*GOAL:* Extract every entry word for word. Skip the pictures.

*INPUT DATA:*
start

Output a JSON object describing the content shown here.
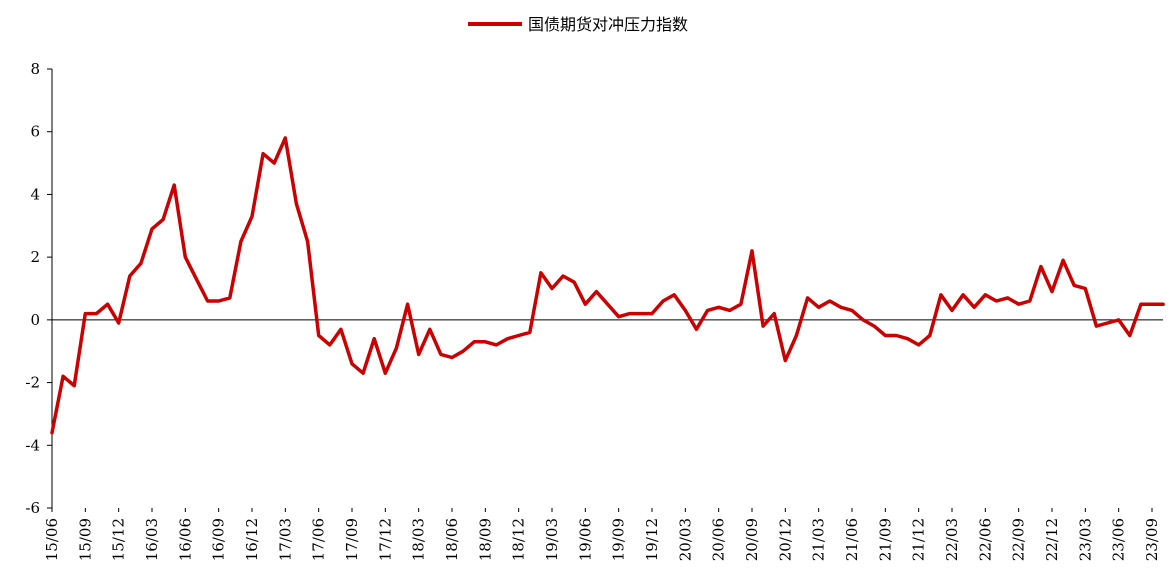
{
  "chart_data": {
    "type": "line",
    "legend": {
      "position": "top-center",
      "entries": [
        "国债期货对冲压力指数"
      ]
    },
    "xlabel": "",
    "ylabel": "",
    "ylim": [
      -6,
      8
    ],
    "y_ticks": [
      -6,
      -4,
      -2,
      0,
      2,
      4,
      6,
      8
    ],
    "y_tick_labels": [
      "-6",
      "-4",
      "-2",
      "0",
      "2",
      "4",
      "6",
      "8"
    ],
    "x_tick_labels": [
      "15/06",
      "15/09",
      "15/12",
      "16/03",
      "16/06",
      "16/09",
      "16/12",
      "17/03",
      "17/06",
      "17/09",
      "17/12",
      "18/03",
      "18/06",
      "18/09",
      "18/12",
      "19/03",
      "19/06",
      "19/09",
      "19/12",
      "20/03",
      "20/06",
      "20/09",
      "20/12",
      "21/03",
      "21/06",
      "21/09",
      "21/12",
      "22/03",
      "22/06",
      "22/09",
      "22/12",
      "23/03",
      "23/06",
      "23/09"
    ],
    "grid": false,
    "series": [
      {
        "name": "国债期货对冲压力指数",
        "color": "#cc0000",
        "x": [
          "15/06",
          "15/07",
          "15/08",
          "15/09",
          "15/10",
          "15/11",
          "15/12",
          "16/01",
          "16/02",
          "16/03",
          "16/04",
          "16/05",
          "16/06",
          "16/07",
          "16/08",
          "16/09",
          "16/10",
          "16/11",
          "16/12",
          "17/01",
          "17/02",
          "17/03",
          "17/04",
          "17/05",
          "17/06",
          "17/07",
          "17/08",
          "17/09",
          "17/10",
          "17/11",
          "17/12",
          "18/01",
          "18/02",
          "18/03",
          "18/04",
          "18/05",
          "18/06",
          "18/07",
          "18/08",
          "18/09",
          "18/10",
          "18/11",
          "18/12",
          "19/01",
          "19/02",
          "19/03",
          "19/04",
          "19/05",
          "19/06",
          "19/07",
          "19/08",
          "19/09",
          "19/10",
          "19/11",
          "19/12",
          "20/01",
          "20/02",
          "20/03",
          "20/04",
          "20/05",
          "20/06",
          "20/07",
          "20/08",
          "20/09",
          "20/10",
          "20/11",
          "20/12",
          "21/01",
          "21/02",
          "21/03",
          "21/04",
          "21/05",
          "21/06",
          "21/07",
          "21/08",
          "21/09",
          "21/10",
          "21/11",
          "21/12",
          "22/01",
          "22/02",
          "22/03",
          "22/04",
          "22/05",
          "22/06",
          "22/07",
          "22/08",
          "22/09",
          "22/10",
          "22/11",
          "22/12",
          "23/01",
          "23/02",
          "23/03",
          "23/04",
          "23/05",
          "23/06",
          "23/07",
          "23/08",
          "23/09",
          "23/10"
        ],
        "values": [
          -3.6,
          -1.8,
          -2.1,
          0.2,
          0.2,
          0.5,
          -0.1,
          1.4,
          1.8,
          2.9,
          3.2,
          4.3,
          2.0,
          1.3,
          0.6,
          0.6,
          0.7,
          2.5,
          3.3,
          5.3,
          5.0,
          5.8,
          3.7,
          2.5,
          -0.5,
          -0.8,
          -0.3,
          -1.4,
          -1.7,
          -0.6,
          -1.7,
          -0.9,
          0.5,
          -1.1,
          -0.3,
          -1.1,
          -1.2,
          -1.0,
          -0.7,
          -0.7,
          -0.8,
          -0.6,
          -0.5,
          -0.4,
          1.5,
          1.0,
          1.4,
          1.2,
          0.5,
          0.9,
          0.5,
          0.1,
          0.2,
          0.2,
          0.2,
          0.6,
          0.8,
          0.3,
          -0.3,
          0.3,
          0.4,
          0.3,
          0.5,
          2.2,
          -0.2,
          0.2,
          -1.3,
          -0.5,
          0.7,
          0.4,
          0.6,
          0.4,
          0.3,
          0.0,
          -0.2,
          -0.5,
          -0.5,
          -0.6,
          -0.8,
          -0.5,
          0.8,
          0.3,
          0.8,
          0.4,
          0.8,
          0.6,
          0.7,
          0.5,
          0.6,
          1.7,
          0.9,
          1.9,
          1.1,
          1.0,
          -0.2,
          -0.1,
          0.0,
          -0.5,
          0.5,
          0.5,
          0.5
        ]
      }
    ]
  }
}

end

*IN RESPONSE:*
Output a JSON object describing the content shown here.
{
  "chart_data": {
    "type": "line",
    "legend": {
      "position": "top-center",
      "entries": [
        "国债期货对冲压力指数"
      ]
    },
    "xlabel": "",
    "ylabel": "",
    "ylim": [
      -6,
      8
    ],
    "y_ticks": [
      -6,
      -4,
      -2,
      0,
      2,
      4,
      6,
      8
    ],
    "y_tick_labels": [
      "-6",
      "-4",
      "-2",
      "0",
      "2",
      "4",
      "6",
      "8"
    ],
    "x_tick_labels": [
      "15/06",
      "15/09",
      "15/12",
      "16/03",
      "16/06",
      "16/09",
      "16/12",
      "17/03",
      "17/06",
      "17/09",
      "17/12",
      "18/03",
      "18/06",
      "18/09",
      "18/12",
      "19/03",
      "19/06",
      "19/09",
      "19/12",
      "20/03",
      "20/06",
      "20/09",
      "20/12",
      "21/03",
      "21/06",
      "21/09",
      "21/12",
      "22/03",
      "22/06",
      "22/09",
      "22/12",
      "23/03",
      "23/06",
      "23/09"
    ],
    "grid": false,
    "series": [
      {
        "name": "国债期货对冲压力指数",
        "color": "#cc0000",
        "x": [
          "15/06",
          "15/07",
          "15/08",
          "15/09",
          "15/10",
          "15/11",
          "15/12",
          "16/01",
          "16/02",
          "16/03",
          "16/04",
          "16/05",
          "16/06",
          "16/07",
          "16/08",
          "16/09",
          "16/10",
          "16/11",
          "16/12",
          "17/01",
          "17/02",
          "17/03",
          "17/04",
          "17/05",
          "17/06",
          "17/07",
          "17/08",
          "17/09",
          "17/10",
          "17/11",
          "17/12",
          "18/01",
          "18/02",
          "18/03",
          "18/04",
          "18/05",
          "18/06",
          "18/07",
          "18/08",
          "18/09",
          "18/10",
          "18/11",
          "18/12",
          "19/01",
          "19/02",
          "19/03",
          "19/04",
          "19/05",
          "19/06",
          "19/07",
          "19/08",
          "19/09",
          "19/10",
          "19/11",
          "19/12",
          "20/01",
          "20/02",
          "20/03",
          "20/04",
          "20/05",
          "20/06",
          "20/07",
          "20/08",
          "20/09",
          "20/10",
          "20/11",
          "20/12",
          "21/01",
          "21/02",
          "21/03",
          "21/04",
          "21/05",
          "21/06",
          "21/07",
          "21/08",
          "21/09",
          "21/10",
          "21/11",
          "21/12",
          "22/01",
          "22/02",
          "22/03",
          "22/04",
          "22/05",
          "22/06",
          "22/07",
          "22/08",
          "22/09",
          "22/10",
          "22/11",
          "22/12",
          "23/01",
          "23/02",
          "23/03",
          "23/04",
          "23/05",
          "23/06",
          "23/07",
          "23/08",
          "23/09",
          "23/10"
        ],
        "values": [
          -3.6,
          -1.8,
          -2.1,
          0.2,
          0.2,
          0.5,
          -0.1,
          1.4,
          1.8,
          2.9,
          3.2,
          4.3,
          2.0,
          1.3,
          0.6,
          0.6,
          0.7,
          2.5,
          3.3,
          5.3,
          5.0,
          5.8,
          3.7,
          2.5,
          -0.5,
          -0.8,
          -0.3,
          -1.4,
          -1.7,
          -0.6,
          -1.7,
          -0.9,
          0.5,
          -1.1,
          -0.3,
          -1.1,
          -1.2,
          -1.0,
          -0.7,
          -0.7,
          -0.8,
          -0.6,
          -0.5,
          -0.4,
          1.5,
          1.0,
          1.4,
          1.2,
          0.5,
          0.9,
          0.5,
          0.1,
          0.2,
          0.2,
          0.2,
          0.6,
          0.8,
          0.3,
          -0.3,
          0.3,
          0.4,
          0.3,
          0.5,
          2.2,
          -0.2,
          0.2,
          -1.3,
          -0.5,
          0.7,
          0.4,
          0.6,
          0.4,
          0.3,
          0.0,
          -0.2,
          -0.5,
          -0.5,
          -0.6,
          -0.8,
          -0.5,
          0.8,
          0.3,
          0.8,
          0.4,
          0.8,
          0.6,
          0.7,
          0.5,
          0.6,
          1.7,
          0.9,
          1.9,
          1.1,
          1.0,
          -0.2,
          -0.1,
          0.0,
          -0.5,
          0.5,
          0.5,
          0.5
        ]
      }
    ]
  }
}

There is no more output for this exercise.